Exercise task: Give the data a second time, exactly and in full.

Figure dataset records
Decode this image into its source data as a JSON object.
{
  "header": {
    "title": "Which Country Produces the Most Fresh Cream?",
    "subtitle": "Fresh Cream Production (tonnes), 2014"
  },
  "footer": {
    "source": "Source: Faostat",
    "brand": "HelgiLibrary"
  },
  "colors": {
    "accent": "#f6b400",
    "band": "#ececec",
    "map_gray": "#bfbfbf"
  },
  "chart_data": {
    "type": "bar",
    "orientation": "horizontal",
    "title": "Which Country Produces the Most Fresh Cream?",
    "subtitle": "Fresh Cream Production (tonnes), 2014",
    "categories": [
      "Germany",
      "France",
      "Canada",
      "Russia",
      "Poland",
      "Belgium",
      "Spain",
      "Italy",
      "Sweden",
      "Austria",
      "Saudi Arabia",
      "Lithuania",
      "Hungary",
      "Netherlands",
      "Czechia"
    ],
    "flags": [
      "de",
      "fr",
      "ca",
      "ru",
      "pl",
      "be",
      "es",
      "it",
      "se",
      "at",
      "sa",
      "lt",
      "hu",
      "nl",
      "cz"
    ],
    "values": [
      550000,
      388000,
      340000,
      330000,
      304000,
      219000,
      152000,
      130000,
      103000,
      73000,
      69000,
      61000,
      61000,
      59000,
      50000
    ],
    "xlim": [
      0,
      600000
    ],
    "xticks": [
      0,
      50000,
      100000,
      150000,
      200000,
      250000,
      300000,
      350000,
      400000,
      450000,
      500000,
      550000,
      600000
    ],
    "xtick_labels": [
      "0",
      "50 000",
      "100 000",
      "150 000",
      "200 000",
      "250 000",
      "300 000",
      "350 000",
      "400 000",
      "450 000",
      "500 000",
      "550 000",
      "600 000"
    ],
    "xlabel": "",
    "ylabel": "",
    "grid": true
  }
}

Exercise output:
Decode this image into its source data as a JSON object.
{
  "header": {
    "title": "Which Country Produces the Most Fresh Cream?",
    "subtitle": "Fresh Cream Production (tonnes), 2014"
  },
  "footer": {
    "source": "Source: Faostat",
    "brand": "HelgiLibrary"
  },
  "colors": {
    "accent": "#f6b400",
    "band": "#ececec",
    "map_gray": "#bfbfbf"
  },
  "chart_data": {
    "type": "bar",
    "orientation": "horizontal",
    "title": "Which Country Produces the Most Fresh Cream?",
    "subtitle": "Fresh Cream Production (tonnes), 2014",
    "categories": [
      "Germany",
      "France",
      "Canada",
      "Russia",
      "Poland",
      "Belgium",
      "Spain",
      "Italy",
      "Sweden",
      "Austria",
      "Saudi Arabia",
      "Lithuania",
      "Hungary",
      "Netherlands",
      "Czechia"
    ],
    "flags": [
      "de",
      "fr",
      "ca",
      "ru",
      "pl",
      "be",
      "es",
      "it",
      "se",
      "at",
      "sa",
      "lt",
      "hu",
      "nl",
      "cz"
    ],
    "values": [
      550000,
      388000,
      340000,
      330000,
      304000,
      219000,
      152000,
      130000,
      103000,
      73000,
      69000,
      61000,
      61000,
      59000,
      50000
    ],
    "xlim": [
      0,
      600000
    ],
    "xticks": [
      0,
      50000,
      100000,
      150000,
      200000,
      250000,
      300000,
      350000,
      400000,
      450000,
      500000,
      550000,
      600000
    ],
    "xtick_labels": [
      "0",
      "50 000",
      "100 000",
      "150 000",
      "200 000",
      "250 000",
      "300 000",
      "350 000",
      "400 000",
      "450 000",
      "500 000",
      "550 000",
      "600 000"
    ],
    "xlabel": "",
    "ylabel": "",
    "grid": true
  }
}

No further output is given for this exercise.